Bounding box annotations:

[Begin]

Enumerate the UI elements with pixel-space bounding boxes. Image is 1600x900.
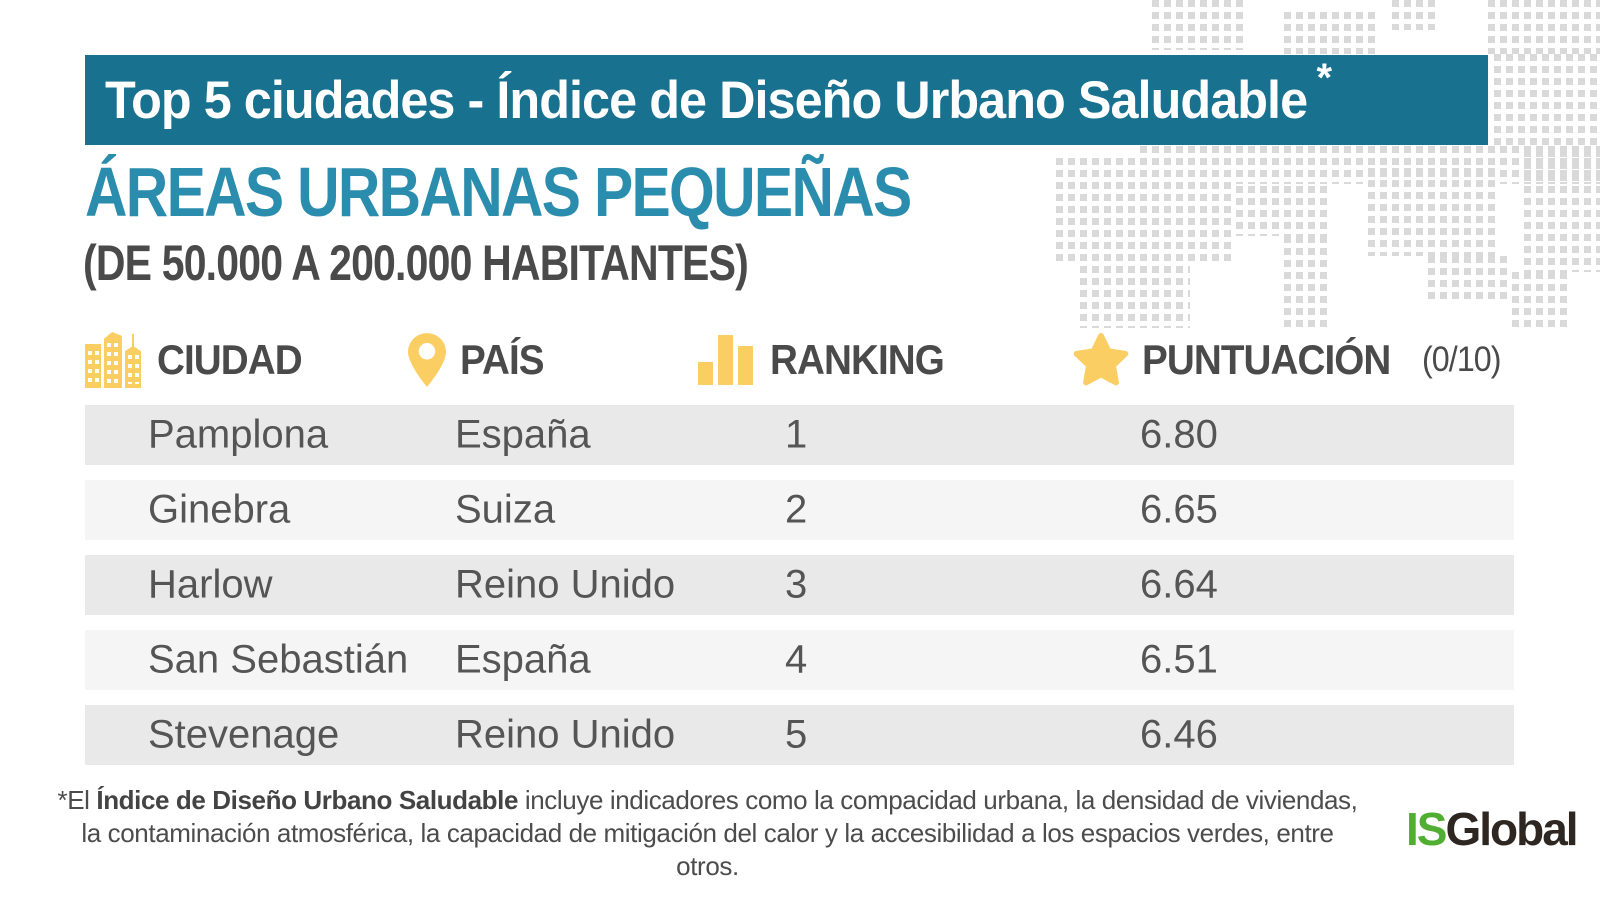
score-cell: 6.64 (1140, 562, 1218, 607)
map-dots-blob (1152, 0, 1248, 50)
page-title: Top 5 ciudades - Índice de Diseño Urbano… (105, 70, 1308, 130)
map-dots-blob (1512, 272, 1572, 330)
country-cell: Suiza (455, 487, 556, 532)
ranking-cell: 3 (785, 562, 808, 607)
map-dots-blob (1284, 12, 1380, 54)
city-cell: Pamplona (148, 412, 329, 457)
table-header: CIUDAD PAÍS RANKING PUNTUACIÓN (0/10) (0, 325, 1600, 395)
map-dots-blob (1524, 150, 1600, 272)
map-dots-blob (1284, 236, 1332, 330)
population-range-subtitle: (DE 50.000 A 200.000 HABITANTES) (83, 235, 749, 291)
table-row: Ginebra Suiza 2 6.65 (85, 480, 1514, 540)
map-dots-blob (1080, 266, 1190, 328)
city-cell: Stevenage (148, 712, 340, 757)
logo-global: Global (1445, 803, 1578, 855)
map-dots-blob (1488, 0, 1600, 54)
map-dots-blob (1056, 158, 1236, 266)
star-icon (1073, 332, 1129, 386)
ranking-cell: 4 (785, 637, 808, 682)
score-scale-label: (0/10) (1422, 340, 1502, 379)
column-header-city: CIUDAD (85, 325, 314, 395)
column-header-ranking: RANKING (698, 325, 959, 395)
category-subtitle: ÁREAS URBANAS PEQUEÑAS (85, 153, 912, 231)
ranking-cell: 2 (785, 487, 808, 532)
column-header-label: RANKING (770, 336, 945, 383)
table-row: Pamplona España 1 6.80 (85, 405, 1514, 465)
isglobal-logo: ISGlobal (1406, 802, 1579, 856)
score-cell: 6.80 (1140, 412, 1218, 457)
city-cell: Harlow (148, 562, 273, 607)
column-header-country: PAÍS (408, 325, 551, 395)
footnote-prefix: *El (57, 785, 97, 815)
map-dots-blob (1428, 256, 1512, 304)
table-row: Harlow Reino Unido 3 6.64 (85, 555, 1514, 615)
score-cell: 6.46 (1140, 712, 1218, 757)
title-bar: Top 5 ciudades - Índice de Diseño Urbano… (85, 55, 1488, 145)
table-row: Stevenage Reino Unido 5 6.46 (85, 705, 1514, 765)
footnote-rest: incluye indicadores como la compacidad u… (518, 785, 1358, 815)
column-header-label: CIUDAD (157, 336, 303, 383)
column-header-label: PUNTUACIÓN (1142, 336, 1391, 383)
score-cell: 6.65 (1140, 487, 1218, 532)
map-dots-blob (1494, 54, 1600, 148)
logo-is: IS (1406, 803, 1447, 855)
buildings-icon (85, 330, 143, 390)
ranking-cell: 1 (785, 412, 808, 457)
footnote-line-2: la contaminación atmosférica, la capacid… (81, 818, 1334, 881)
country-cell: Reino Unido (455, 562, 676, 607)
table-row: San Sebastián España 4 6.51 (85, 630, 1514, 690)
column-header-score: PUNTUACIÓN (0/10) (1070, 325, 1507, 395)
map-pin-icon (408, 333, 446, 387)
column-header-label: PAÍS (460, 336, 545, 383)
map-dots-blob (1236, 186, 1332, 236)
country-cell: España (455, 412, 591, 457)
footnote-line-1: *El Índice de Diseño Urbano Saludable in… (50, 784, 1365, 817)
ranking-cell: 5 (785, 712, 808, 757)
map-dots-blob (1392, 0, 1440, 30)
map-dots-blob (1368, 168, 1500, 256)
country-cell: Reino Unido (455, 712, 676, 757)
city-cell: Ginebra (148, 487, 291, 532)
footnote-index-name: Índice de Diseño Urbano Saludable (96, 785, 519, 815)
city-cell: San Sebastián (148, 637, 409, 682)
score-cell: 6.51 (1140, 637, 1218, 682)
bar-chart-icon (698, 335, 753, 385)
footnote: *El Índice de Diseño Urbano Saludable in… (50, 784, 1365, 883)
country-cell: España (455, 637, 591, 682)
title-asterisk: * (1316, 55, 1333, 100)
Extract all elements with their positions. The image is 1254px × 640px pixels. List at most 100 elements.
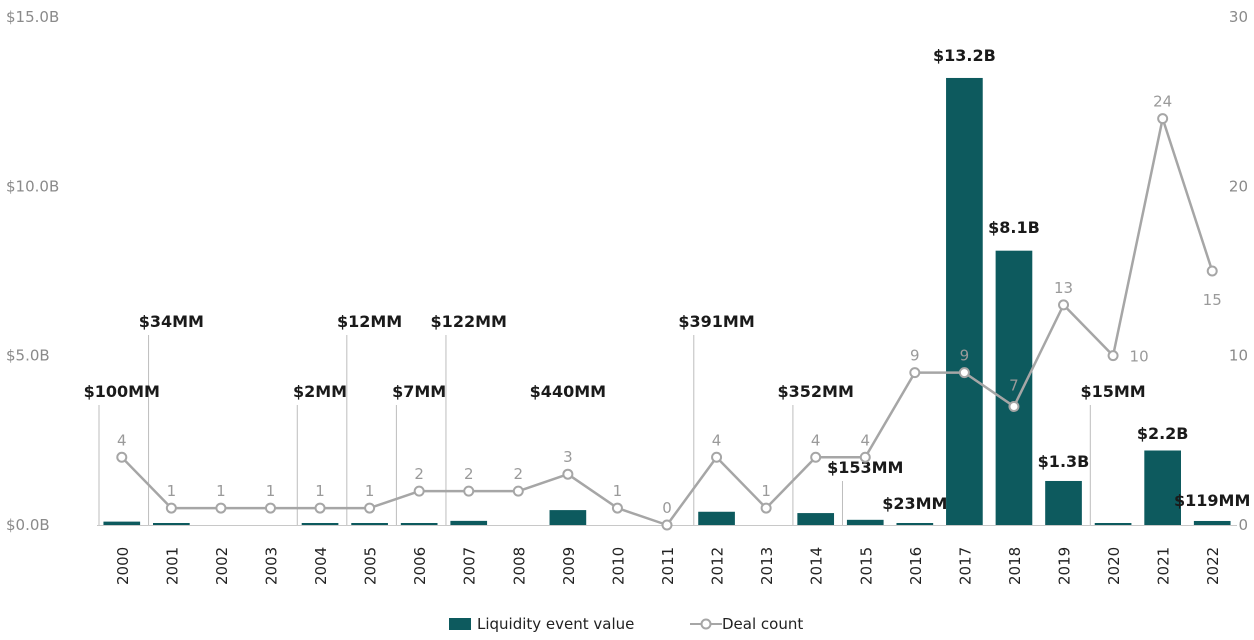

[End]

• _EXERCISE AIM_
Give the part of the material above that opens with the line containing "score-cell: 6.64 (1140, 562, 1218, 607)" and closes with the line containing "country-cell: Suiza (455, 487, 556, 532)", both included, as a JSON list of strings with one string per line and blank lines left out.

• _EXERCISE RESULT_
[
  "score-cell: 6.64 (1140, 562, 1218, 607)",
  "map-dots-blob (1152, 0, 1248, 50)",
  "page-title: Top 5 ciudades - Índice de Diseño Urbano… (105, 70, 1308, 130)",
  "map-dots-blob (1512, 272, 1572, 330)",
  "country-cell: Suiza (455, 487, 556, 532)"
]